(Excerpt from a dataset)
▽
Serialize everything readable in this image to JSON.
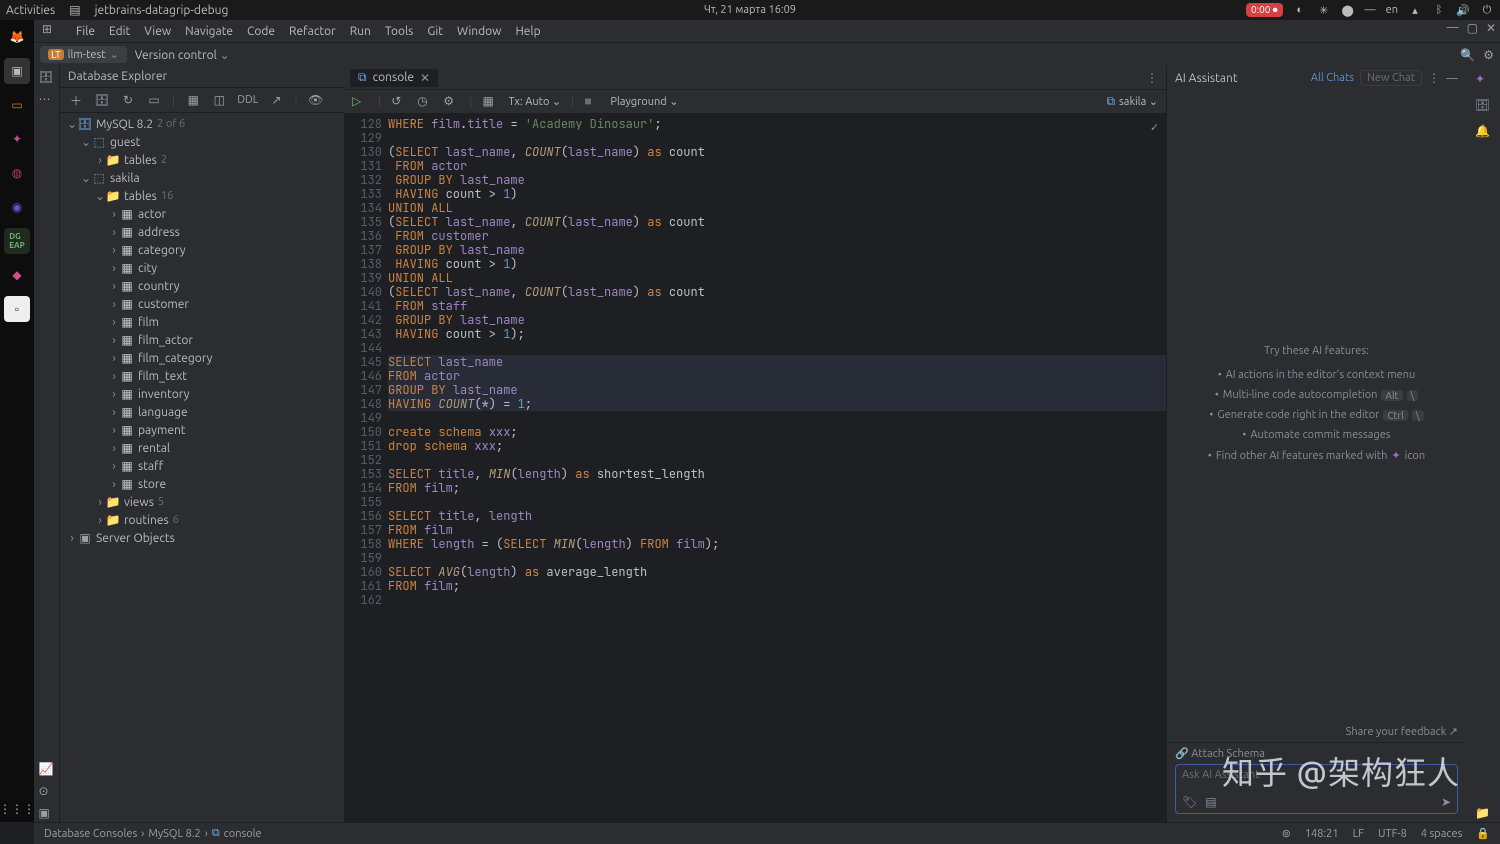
{
  "sysbar": {
    "activities": "Activities",
    "app_title": "jetbrains-datagrip-debug",
    "date": "Чт, 21 марта  16:09",
    "rec": "0:00",
    "lang": "en"
  },
  "menubar": [
    "File",
    "Edit",
    "View",
    "Navigate",
    "Code",
    "Refactor",
    "Run",
    "Tools",
    "Git",
    "Window",
    "Help"
  ],
  "navbar": {
    "project": "llm-test",
    "vcs": "Version control"
  },
  "dbexp": {
    "title": "Database Explorer",
    "tool_ddl": "DDL",
    "root": {
      "label": "MySQL 8.2",
      "suffix": "2 of 6"
    },
    "guest": {
      "label": "guest",
      "tables": {
        "label": "tables",
        "count": "2"
      }
    },
    "sakila": {
      "label": "sakila",
      "tables_label": "tables",
      "tables_count": "16",
      "tables": [
        "actor",
        "address",
        "category",
        "city",
        "country",
        "customer",
        "film",
        "film_actor",
        "film_category",
        "film_text",
        "inventory",
        "language",
        "payment",
        "rental",
        "staff",
        "store"
      ],
      "views": {
        "label": "views",
        "count": "5"
      },
      "routines": {
        "label": "routines",
        "count": "6"
      }
    },
    "server_objects": "Server Objects"
  },
  "editor": {
    "tab": "console",
    "tx": "Tx: Auto",
    "playground": "Playground",
    "session": "sakila"
  },
  "code": {
    "start": 128,
    "lines": [
      [
        [
          "kw",
          "WHERE"
        ],
        [
          "op",
          " "
        ],
        [
          "id",
          "film"
        ],
        [
          "op",
          "."
        ],
        [
          "id",
          "title"
        ],
        [
          "op",
          " = "
        ],
        [
          "str",
          "'Academy Dinosaur'"
        ],
        [
          "op",
          ";"
        ]
      ],
      [],
      [
        [
          "op",
          "("
        ],
        [
          "kw",
          "SELECT"
        ],
        [
          "op",
          " "
        ],
        [
          "id",
          "last_name"
        ],
        [
          "op",
          ", "
        ],
        [
          "fn",
          "COUNT"
        ],
        [
          "op",
          "("
        ],
        [
          "id",
          "last_name"
        ],
        [
          "op",
          ") "
        ],
        [
          "kw",
          "as"
        ],
        [
          "op",
          " count"
        ]
      ],
      [
        [
          "op",
          " "
        ],
        [
          "kw",
          "FROM"
        ],
        [
          "op",
          " "
        ],
        [
          "id",
          "actor"
        ]
      ],
      [
        [
          "op",
          " "
        ],
        [
          "kw",
          "GROUP BY"
        ],
        [
          "op",
          " "
        ],
        [
          "id",
          "last_name"
        ]
      ],
      [
        [
          "op",
          " "
        ],
        [
          "kw",
          "HAVING"
        ],
        [
          "op",
          " count > "
        ],
        [
          "num",
          "1"
        ],
        [
          "op",
          ")"
        ]
      ],
      [
        [
          "kw",
          "UNION ALL"
        ]
      ],
      [
        [
          "op",
          "("
        ],
        [
          "kw",
          "SELECT"
        ],
        [
          "op",
          " "
        ],
        [
          "id",
          "last_name"
        ],
        [
          "op",
          ", "
        ],
        [
          "fn",
          "COUNT"
        ],
        [
          "op",
          "("
        ],
        [
          "id",
          "last_name"
        ],
        [
          "op",
          ") "
        ],
        [
          "kw",
          "as"
        ],
        [
          "op",
          " count"
        ]
      ],
      [
        [
          "op",
          " "
        ],
        [
          "kw",
          "FROM"
        ],
        [
          "op",
          " "
        ],
        [
          "id",
          "customer"
        ]
      ],
      [
        [
          "op",
          " "
        ],
        [
          "kw",
          "GROUP BY"
        ],
        [
          "op",
          " "
        ],
        [
          "id",
          "last_name"
        ]
      ],
      [
        [
          "op",
          " "
        ],
        [
          "kw",
          "HAVING"
        ],
        [
          "op",
          " count > "
        ],
        [
          "num",
          "1"
        ],
        [
          "op",
          ")"
        ]
      ],
      [
        [
          "kw",
          "UNION ALL"
        ]
      ],
      [
        [
          "op",
          "("
        ],
        [
          "kw",
          "SELECT"
        ],
        [
          "op",
          " "
        ],
        [
          "id",
          "last_name"
        ],
        [
          "op",
          ", "
        ],
        [
          "fn",
          "COUNT"
        ],
        [
          "op",
          "("
        ],
        [
          "id",
          "last_name"
        ],
        [
          "op",
          ") "
        ],
        [
          "kw",
          "as"
        ],
        [
          "op",
          " count"
        ]
      ],
      [
        [
          "op",
          " "
        ],
        [
          "kw",
          "FROM"
        ],
        [
          "op",
          " "
        ],
        [
          "id",
          "staff"
        ]
      ],
      [
        [
          "op",
          " "
        ],
        [
          "kw",
          "GROUP BY"
        ],
        [
          "op",
          " "
        ],
        [
          "id",
          "last_name"
        ]
      ],
      [
        [
          "op",
          " "
        ],
        [
          "kw",
          "HAVING"
        ],
        [
          "op",
          " count > "
        ],
        [
          "num",
          "1"
        ],
        [
          "op",
          ");"
        ]
      ],
      [],
      [
        [
          "kw",
          "SELECT"
        ],
        [
          "op",
          " "
        ],
        [
          "id",
          "last_name"
        ]
      ],
      [
        [
          "kw",
          "FROM"
        ],
        [
          "op",
          " "
        ],
        [
          "id",
          "actor"
        ]
      ],
      [
        [
          "kw",
          "GROUP BY"
        ],
        [
          "op",
          " "
        ],
        [
          "id",
          "last_name"
        ]
      ],
      [
        [
          "kw",
          "HAVING"
        ],
        [
          "op",
          " "
        ],
        [
          "fn",
          "COUNT"
        ],
        [
          "op",
          "(*) = "
        ],
        [
          "num",
          "1"
        ],
        [
          "op",
          ";"
        ]
      ],
      [],
      [
        [
          "kw",
          "create schema"
        ],
        [
          "op",
          " "
        ],
        [
          "id",
          "xxx"
        ],
        [
          "op",
          ";"
        ]
      ],
      [
        [
          "kw",
          "drop schema"
        ],
        [
          "op",
          " "
        ],
        [
          "id",
          "xxx"
        ],
        [
          "op",
          ";"
        ]
      ],
      [],
      [
        [
          "kw",
          "SELECT"
        ],
        [
          "op",
          " "
        ],
        [
          "id",
          "title"
        ],
        [
          "op",
          ", "
        ],
        [
          "fn",
          "MIN"
        ],
        [
          "op",
          "("
        ],
        [
          "id",
          "length"
        ],
        [
          "op",
          ") "
        ],
        [
          "kw",
          "as"
        ],
        [
          "op",
          " shortest_length"
        ]
      ],
      [
        [
          "kw",
          "FROM"
        ],
        [
          "op",
          " "
        ],
        [
          "id",
          "film"
        ],
        [
          "op",
          ";"
        ]
      ],
      [],
      [
        [
          "kw",
          "SELECT"
        ],
        [
          "op",
          " "
        ],
        [
          "id",
          "title"
        ],
        [
          "op",
          ", "
        ],
        [
          "id",
          "length"
        ]
      ],
      [
        [
          "kw",
          "FROM"
        ],
        [
          "op",
          " "
        ],
        [
          "id",
          "film"
        ]
      ],
      [
        [
          "kw",
          "WHERE"
        ],
        [
          "op",
          " "
        ],
        [
          "id",
          "length"
        ],
        [
          "op",
          " = ("
        ],
        [
          "kw",
          "SELECT"
        ],
        [
          "op",
          " "
        ],
        [
          "fn",
          "MIN"
        ],
        [
          "op",
          "("
        ],
        [
          "id",
          "length"
        ],
        [
          "op",
          ") "
        ],
        [
          "kw",
          "FROM"
        ],
        [
          "op",
          " "
        ],
        [
          "id",
          "film"
        ],
        [
          "op",
          ");"
        ]
      ],
      [],
      [
        [
          "kw",
          "SELECT"
        ],
        [
          "op",
          " "
        ],
        [
          "fn",
          "AVG"
        ],
        [
          "op",
          "("
        ],
        [
          "id",
          "length"
        ],
        [
          "op",
          ") "
        ],
        [
          "kw",
          "as"
        ],
        [
          "op",
          " average_length"
        ]
      ],
      [
        [
          "kw",
          "FROM"
        ],
        [
          "op",
          " "
        ],
        [
          "id",
          "film"
        ],
        [
          "op",
          ";"
        ]
      ],
      []
    ],
    "highlight_rows": [
      145,
      146,
      147,
      148
    ]
  },
  "ai": {
    "title": "AI Assistant",
    "all_chats": "All Chats",
    "new_chat": "New Chat",
    "try_label": "Try these AI features:",
    "feat1": "AI actions in the editor's context menu",
    "feat2": "Multi-line code autocompletion",
    "feat2_kbd": "Alt",
    "feat3": "Generate code right in the editor",
    "feat3_kbd": "Ctrl",
    "feat4": "Automate commit messages",
    "feat5": "Find other AI features marked with",
    "feat5_suffix": "icon",
    "feedback": "Share your feedback ↗",
    "attach": "Attach Schema",
    "placeholder": "Ask AI Assistant"
  },
  "status": {
    "bc1": "Database Consoles",
    "bc2": "MySQL 8.2",
    "bc3": "console",
    "pos": "148:21",
    "le": "LF",
    "enc": "UTF-8",
    "indent": "4 spaces"
  },
  "watermark": "知乎 @架构狂人"
}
△
__Objective__: Copy out each line of the data containing the string "Assistant".

__Exercise answer__:
    "title": "AI Assistant",
    "placeholder": "Ask AI Assistant"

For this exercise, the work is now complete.